■ Stated task: Copy every line of the data below, character for character, with no changes.

________

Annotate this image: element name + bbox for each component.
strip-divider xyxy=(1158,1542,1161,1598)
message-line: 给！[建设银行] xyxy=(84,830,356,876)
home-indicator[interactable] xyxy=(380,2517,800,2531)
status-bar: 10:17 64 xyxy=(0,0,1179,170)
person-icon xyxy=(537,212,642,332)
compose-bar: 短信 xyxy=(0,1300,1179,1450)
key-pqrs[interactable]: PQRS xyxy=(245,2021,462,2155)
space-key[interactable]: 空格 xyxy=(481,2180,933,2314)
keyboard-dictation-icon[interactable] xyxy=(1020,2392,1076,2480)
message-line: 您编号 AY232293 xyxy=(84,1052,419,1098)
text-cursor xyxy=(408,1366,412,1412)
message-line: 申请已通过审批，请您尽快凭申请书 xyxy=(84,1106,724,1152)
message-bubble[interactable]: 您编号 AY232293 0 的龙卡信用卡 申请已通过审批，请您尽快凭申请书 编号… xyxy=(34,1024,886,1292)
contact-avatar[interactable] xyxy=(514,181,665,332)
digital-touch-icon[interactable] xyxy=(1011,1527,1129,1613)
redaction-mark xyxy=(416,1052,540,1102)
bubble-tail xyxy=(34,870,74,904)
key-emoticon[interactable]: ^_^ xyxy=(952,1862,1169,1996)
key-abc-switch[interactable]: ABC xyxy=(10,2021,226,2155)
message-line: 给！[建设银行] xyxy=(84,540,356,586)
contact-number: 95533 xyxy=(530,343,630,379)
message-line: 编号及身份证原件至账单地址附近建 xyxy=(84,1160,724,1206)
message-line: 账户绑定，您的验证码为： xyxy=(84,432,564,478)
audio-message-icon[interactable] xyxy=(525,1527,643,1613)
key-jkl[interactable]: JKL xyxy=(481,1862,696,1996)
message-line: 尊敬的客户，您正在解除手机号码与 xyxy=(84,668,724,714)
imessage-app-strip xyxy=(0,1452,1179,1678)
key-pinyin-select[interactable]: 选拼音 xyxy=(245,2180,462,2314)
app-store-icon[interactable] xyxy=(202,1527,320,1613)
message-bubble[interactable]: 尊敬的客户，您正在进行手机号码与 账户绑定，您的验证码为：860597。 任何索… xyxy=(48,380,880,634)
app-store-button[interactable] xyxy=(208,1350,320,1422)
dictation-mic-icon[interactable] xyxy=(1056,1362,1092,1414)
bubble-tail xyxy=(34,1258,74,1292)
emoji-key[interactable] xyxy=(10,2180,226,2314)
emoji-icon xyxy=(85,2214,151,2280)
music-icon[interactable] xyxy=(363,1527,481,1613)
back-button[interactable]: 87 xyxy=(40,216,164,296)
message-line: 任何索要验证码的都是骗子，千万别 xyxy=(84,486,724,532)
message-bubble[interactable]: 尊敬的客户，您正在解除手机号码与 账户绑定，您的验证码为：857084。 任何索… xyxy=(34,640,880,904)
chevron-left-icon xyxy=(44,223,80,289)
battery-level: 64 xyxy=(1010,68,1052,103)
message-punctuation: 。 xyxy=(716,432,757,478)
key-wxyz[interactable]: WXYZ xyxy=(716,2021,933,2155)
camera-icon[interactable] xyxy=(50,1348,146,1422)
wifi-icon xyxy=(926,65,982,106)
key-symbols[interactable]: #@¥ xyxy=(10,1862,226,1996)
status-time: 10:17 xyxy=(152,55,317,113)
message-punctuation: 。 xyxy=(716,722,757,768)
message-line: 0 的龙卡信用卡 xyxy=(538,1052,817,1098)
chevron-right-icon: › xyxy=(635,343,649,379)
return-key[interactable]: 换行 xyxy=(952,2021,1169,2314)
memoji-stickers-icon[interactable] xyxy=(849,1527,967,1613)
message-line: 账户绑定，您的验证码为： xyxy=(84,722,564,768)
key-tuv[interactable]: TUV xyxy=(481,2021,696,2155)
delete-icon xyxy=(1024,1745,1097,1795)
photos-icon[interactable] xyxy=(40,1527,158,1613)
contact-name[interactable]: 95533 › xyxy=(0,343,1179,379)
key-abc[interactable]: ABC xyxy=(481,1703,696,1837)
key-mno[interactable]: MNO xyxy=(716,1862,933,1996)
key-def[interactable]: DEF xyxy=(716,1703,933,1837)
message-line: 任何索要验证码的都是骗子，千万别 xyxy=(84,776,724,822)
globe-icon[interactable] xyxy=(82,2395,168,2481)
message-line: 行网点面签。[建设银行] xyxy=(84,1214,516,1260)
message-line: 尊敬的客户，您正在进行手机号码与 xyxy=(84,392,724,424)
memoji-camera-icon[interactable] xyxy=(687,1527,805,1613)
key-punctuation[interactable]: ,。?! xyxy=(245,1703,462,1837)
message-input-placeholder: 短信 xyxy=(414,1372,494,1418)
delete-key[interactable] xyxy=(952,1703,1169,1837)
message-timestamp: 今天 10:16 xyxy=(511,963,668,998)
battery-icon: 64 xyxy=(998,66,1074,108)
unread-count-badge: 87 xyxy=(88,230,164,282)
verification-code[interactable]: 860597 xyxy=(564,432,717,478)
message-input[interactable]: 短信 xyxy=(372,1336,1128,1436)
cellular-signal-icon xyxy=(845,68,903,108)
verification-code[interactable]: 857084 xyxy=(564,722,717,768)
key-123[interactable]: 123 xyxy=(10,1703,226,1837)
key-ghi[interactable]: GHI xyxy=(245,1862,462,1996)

________

■ The reply:
Annotate this image: element name + bbox for each component.
strip-divider xyxy=(1158,1542,1161,1598)
message-line: 给！[建设银行] xyxy=(84,830,356,876)
home-indicator[interactable] xyxy=(380,2517,800,2531)
status-bar: 10:17 64 xyxy=(0,0,1179,170)
person-icon xyxy=(537,212,642,332)
compose-bar: 短信 xyxy=(0,1300,1179,1450)
key-pqrs[interactable]: PQRS xyxy=(245,2021,462,2155)
space-key[interactable]: 空格 xyxy=(481,2180,933,2314)
keyboard-dictation-icon[interactable] xyxy=(1020,2392,1076,2480)
message-line: 您编号 AY232293 xyxy=(84,1052,419,1098)
text-cursor xyxy=(408,1366,412,1412)
message-line: 申请已通过审批，请您尽快凭申请书 xyxy=(84,1106,724,1152)
message-bubble[interactable]: 您编号 AY232293 0 的龙卡信用卡 申请已通过审批，请您尽快凭申请书 编号… xyxy=(34,1024,886,1292)
contact-avatar[interactable] xyxy=(514,181,665,332)
digital-touch-icon[interactable] xyxy=(1011,1527,1129,1613)
redaction-mark xyxy=(416,1052,540,1102)
bubble-tail xyxy=(34,870,74,904)
key-emoticon[interactable]: ^_^ xyxy=(952,1862,1169,1996)
key-abc-switch[interactable]: ABC xyxy=(10,2021,226,2155)
message-line: 给！[建设银行] xyxy=(84,540,356,586)
contact-number: 95533 xyxy=(530,343,630,379)
message-line: 编号及身份证原件至账单地址附近建 xyxy=(84,1160,724,1206)
message-line: 账户绑定，您的验证码为： xyxy=(84,432,564,478)
audio-message-icon[interactable] xyxy=(525,1527,643,1613)
key-jkl[interactable]: JKL xyxy=(481,1862,696,1996)
message-line: 尊敬的客户，您正在解除手机号码与 xyxy=(84,668,724,714)
imessage-app-strip xyxy=(0,1452,1179,1678)
key-pinyin-select[interactable]: 选拼音 xyxy=(245,2180,462,2314)
app-store-icon[interactable] xyxy=(202,1527,320,1613)
message-bubble[interactable]: 尊敬的客户，您正在进行手机号码与 账户绑定，您的验证码为：860597。 任何索… xyxy=(48,380,880,634)
app-store-button[interactable] xyxy=(208,1350,320,1422)
dictation-mic-icon[interactable] xyxy=(1056,1362,1092,1414)
bubble-tail xyxy=(34,1258,74,1292)
emoji-key[interactable] xyxy=(10,2180,226,2314)
emoji-icon xyxy=(85,2214,151,2280)
music-icon[interactable] xyxy=(363,1527,481,1613)
back-button[interactable]: 87 xyxy=(40,216,164,296)
message-line: 任何索要验证码的都是骗子，千万别 xyxy=(84,486,724,532)
message-bubble[interactable]: 尊敬的客户，您正在解除手机号码与 账户绑定，您的验证码为：857084。 任何索… xyxy=(34,640,880,904)
chevron-left-icon xyxy=(44,223,80,289)
battery-level: 64 xyxy=(1010,68,1052,103)
message-punctuation: 。 xyxy=(716,432,757,478)
key-wxyz[interactable]: WXYZ xyxy=(716,2021,933,2155)
camera-icon[interactable] xyxy=(50,1348,146,1422)
wifi-icon xyxy=(926,65,982,106)
key-symbols[interactable]: #@¥ xyxy=(10,1862,226,1996)
status-time: 10:17 xyxy=(152,55,317,113)
message-punctuation: 。 xyxy=(716,722,757,768)
message-line: 0 的龙卡信用卡 xyxy=(538,1052,817,1098)
chevron-right-icon: › xyxy=(635,343,649,379)
return-key[interactable]: 换行 xyxy=(952,2021,1169,2314)
memoji-stickers-icon[interactable] xyxy=(849,1527,967,1613)
message-line: 账户绑定，您的验证码为： xyxy=(84,722,564,768)
key-tuv[interactable]: TUV xyxy=(481,2021,696,2155)
delete-icon xyxy=(1024,1745,1097,1795)
photos-icon[interactable] xyxy=(40,1527,158,1613)
contact-name[interactable]: 95533 › xyxy=(0,343,1179,379)
key-abc[interactable]: ABC xyxy=(481,1703,696,1837)
key-mno[interactable]: MNO xyxy=(716,1862,933,1996)
key-def[interactable]: DEF xyxy=(716,1703,933,1837)
message-line: 任何索要验证码的都是骗子，千万别 xyxy=(84,776,724,822)
globe-icon[interactable] xyxy=(82,2395,168,2481)
message-line: 行网点面签。[建设银行] xyxy=(84,1214,516,1260)
message-line: 尊敬的客户，您正在进行手机号码与 xyxy=(84,392,724,424)
memoji-camera-icon[interactable] xyxy=(687,1527,805,1613)
key-punctuation[interactable]: ,。?! xyxy=(245,1703,462,1837)
message-input-placeholder: 短信 xyxy=(414,1372,494,1418)
delete-key[interactable] xyxy=(952,1703,1169,1837)
message-timestamp: 今天 10:16 xyxy=(511,963,668,998)
battery-icon: 64 xyxy=(998,66,1074,108)
unread-count-badge: 87 xyxy=(88,230,164,282)
verification-code[interactable]: 860597 xyxy=(564,432,717,478)
message-input[interactable]: 短信 xyxy=(372,1336,1128,1436)
cellular-signal-icon xyxy=(845,68,903,108)
verification-code[interactable]: 857084 xyxy=(564,722,717,768)
key-123[interactable]: 123 xyxy=(10,1703,226,1837)
key-ghi[interactable]: GHI xyxy=(245,1862,462,1996)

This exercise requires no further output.